__EXERCISE__. Exactly as written, print each record in the listing.
● ● ● ●
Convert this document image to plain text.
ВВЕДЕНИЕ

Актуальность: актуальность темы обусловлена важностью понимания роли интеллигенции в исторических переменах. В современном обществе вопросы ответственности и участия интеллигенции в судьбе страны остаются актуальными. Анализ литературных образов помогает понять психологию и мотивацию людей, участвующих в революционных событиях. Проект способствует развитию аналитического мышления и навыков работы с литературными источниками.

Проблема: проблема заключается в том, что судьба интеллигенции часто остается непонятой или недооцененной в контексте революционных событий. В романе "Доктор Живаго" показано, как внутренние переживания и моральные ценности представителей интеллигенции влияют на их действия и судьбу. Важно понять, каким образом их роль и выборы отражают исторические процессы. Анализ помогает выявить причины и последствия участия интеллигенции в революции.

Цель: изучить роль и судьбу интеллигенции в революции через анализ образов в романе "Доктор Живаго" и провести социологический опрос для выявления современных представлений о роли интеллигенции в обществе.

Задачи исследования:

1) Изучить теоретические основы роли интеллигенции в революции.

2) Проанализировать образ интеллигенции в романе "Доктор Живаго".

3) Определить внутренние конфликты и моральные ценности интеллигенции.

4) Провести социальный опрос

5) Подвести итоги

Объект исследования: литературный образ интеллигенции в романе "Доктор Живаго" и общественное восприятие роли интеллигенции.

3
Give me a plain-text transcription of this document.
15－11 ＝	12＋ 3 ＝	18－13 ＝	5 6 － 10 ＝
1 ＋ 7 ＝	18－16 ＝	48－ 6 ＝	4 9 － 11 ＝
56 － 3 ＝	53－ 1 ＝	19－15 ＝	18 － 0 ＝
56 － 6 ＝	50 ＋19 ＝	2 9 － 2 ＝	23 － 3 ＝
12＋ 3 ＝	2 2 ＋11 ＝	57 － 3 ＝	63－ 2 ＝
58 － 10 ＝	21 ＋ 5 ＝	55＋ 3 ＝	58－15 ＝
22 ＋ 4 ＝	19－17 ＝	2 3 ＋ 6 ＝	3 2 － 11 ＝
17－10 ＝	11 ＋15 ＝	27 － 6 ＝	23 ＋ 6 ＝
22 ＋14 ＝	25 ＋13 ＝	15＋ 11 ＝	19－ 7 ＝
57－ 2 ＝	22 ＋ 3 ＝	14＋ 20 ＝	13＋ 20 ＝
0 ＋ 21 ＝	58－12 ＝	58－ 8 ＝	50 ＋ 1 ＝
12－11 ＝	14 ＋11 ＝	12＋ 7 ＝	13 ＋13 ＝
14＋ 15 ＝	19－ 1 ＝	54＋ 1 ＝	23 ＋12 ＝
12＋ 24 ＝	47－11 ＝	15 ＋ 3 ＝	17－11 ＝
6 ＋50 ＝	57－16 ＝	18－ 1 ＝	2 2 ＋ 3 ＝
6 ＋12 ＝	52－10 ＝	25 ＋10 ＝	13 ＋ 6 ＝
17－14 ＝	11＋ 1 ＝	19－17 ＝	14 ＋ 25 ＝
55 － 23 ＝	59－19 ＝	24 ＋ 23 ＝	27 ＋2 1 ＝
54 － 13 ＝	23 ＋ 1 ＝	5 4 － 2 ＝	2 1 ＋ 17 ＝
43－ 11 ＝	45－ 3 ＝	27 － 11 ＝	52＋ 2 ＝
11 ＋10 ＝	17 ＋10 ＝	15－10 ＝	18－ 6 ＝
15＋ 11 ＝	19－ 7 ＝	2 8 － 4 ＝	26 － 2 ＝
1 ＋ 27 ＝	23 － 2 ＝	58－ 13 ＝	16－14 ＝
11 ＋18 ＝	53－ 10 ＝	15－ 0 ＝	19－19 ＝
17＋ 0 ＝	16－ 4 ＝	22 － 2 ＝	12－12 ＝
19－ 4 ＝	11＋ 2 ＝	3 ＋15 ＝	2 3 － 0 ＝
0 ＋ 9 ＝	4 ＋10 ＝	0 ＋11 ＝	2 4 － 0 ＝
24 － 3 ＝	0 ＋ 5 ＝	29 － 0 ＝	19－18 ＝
● ● ● ●
__EXERCISE RESULT__.
Convert this document image to plain text.
ВВЕДЕНИЕ

Актуальность: актуальность темы обусловлена важностью понимания роли интеллигенции в исторических переменах. В современном обществе вопросы ответственности и участия интеллигенции в судьбе страны остаются актуальными. Анализ литературных образов помогает понять психологию и мотивацию людей, участвующих в революционных событиях. Проект способствует развитию аналитического мышления и навыков работы с литературными источниками.

Проблема: проблема заключается в том, что судьба интеллигенции часто остается непонятой или недооцененной в контексте революционных событий. В романе "Доктор Живаго" показано, как внутренние переживания и моральные ценности представителей интеллигенции влияют на их действия и судьбу. Важно понять, каким образом их роль и выборы отражают исторические процессы. Анализ помогает выявить причины и последствия участия интеллигенции в революции.

Цель: изучить роль и судьбу интеллигенции в революции через анализ образов в романе "Доктор Живаго" и провести социологический опрос для выявления современных представлений о роли интеллигенции в обществе.

Задачи исследования:

1) Изучить теоретические основы роли интеллигенции в революции.

2) Проанализировать образ интеллигенции в романе "Доктор Живаго".

3) Определить внутренние конфликты и моральные ценности интеллигенции.

4) Провести социальный опрос

5) Подвести итоги

Объект исследования: литературный образ интеллигенции в романе "Доктор Живаго" и общественное восприятие роли интеллигенции.

3
Give me a plain-text transcription of this document.
15－11 ＝	12＋ 3 ＝	18－13 ＝	5 6 － 10 ＝
1 ＋ 7 ＝	18－16 ＝	48－ 6 ＝	4 9 － 11 ＝
56 － 3 ＝	53－ 1 ＝	19－15 ＝	18 － 0 ＝
56 － 6 ＝	50 ＋19 ＝	2 9 － 2 ＝	23 － 3 ＝
12＋ 3 ＝	2 2 ＋11 ＝	57 － 3 ＝	63－ 2 ＝
58 － 10 ＝	21 ＋ 5 ＝	55＋ 3 ＝	58－15 ＝
22 ＋ 4 ＝	19－17 ＝	2 3 ＋ 6 ＝	3 2 － 11 ＝
17－10 ＝	11 ＋15 ＝	27 － 6 ＝	23 ＋ 6 ＝
22 ＋14 ＝	25 ＋13 ＝	15＋ 11 ＝	19－ 7 ＝
57－ 2 ＝	22 ＋ 3 ＝	14＋ 20 ＝	13＋ 20 ＝
0 ＋ 21 ＝	58－12 ＝	58－ 8 ＝	50 ＋ 1 ＝
12－11 ＝	14 ＋11 ＝	12＋ 7 ＝	13 ＋13 ＝
14＋ 15 ＝	19－ 1 ＝	54＋ 1 ＝	23 ＋12 ＝
12＋ 24 ＝	47－11 ＝	15 ＋ 3 ＝	17－11 ＝
6 ＋50 ＝	57－16 ＝	18－ 1 ＝	2 2 ＋ 3 ＝
6 ＋12 ＝	52－10 ＝	25 ＋10 ＝	13 ＋ 6 ＝
17－14 ＝	11＋ 1 ＝	19－17 ＝	14 ＋ 25 ＝
55 － 23 ＝	59－19 ＝	24 ＋ 23 ＝	27 ＋2 1 ＝
54 － 13 ＝	23 ＋ 1 ＝	5 4 － 2 ＝	2 1 ＋ 17 ＝
43－ 11 ＝	45－ 3 ＝	27 － 11 ＝	52＋ 2 ＝
11 ＋10 ＝	17 ＋10 ＝	15－10 ＝	18－ 6 ＝
15＋ 11 ＝	19－ 7 ＝	2 8 － 4 ＝	26 － 2 ＝
1 ＋ 27 ＝	23 － 2 ＝	58－ 13 ＝	16－14 ＝
11 ＋18 ＝	53－ 10 ＝	15－ 0 ＝	19－19 ＝
17＋ 0 ＝	16－ 4 ＝	22 － 2 ＝	12－12 ＝
19－ 4 ＝	11＋ 2 ＝	3 ＋15 ＝	2 3 － 0 ＝
0 ＋ 9 ＝	4 ＋10 ＝	0 ＋11 ＝	2 4 － 0 ＝
24 － 3 ＝	0 ＋ 5 ＝	29 － 0 ＝	19－18 ＝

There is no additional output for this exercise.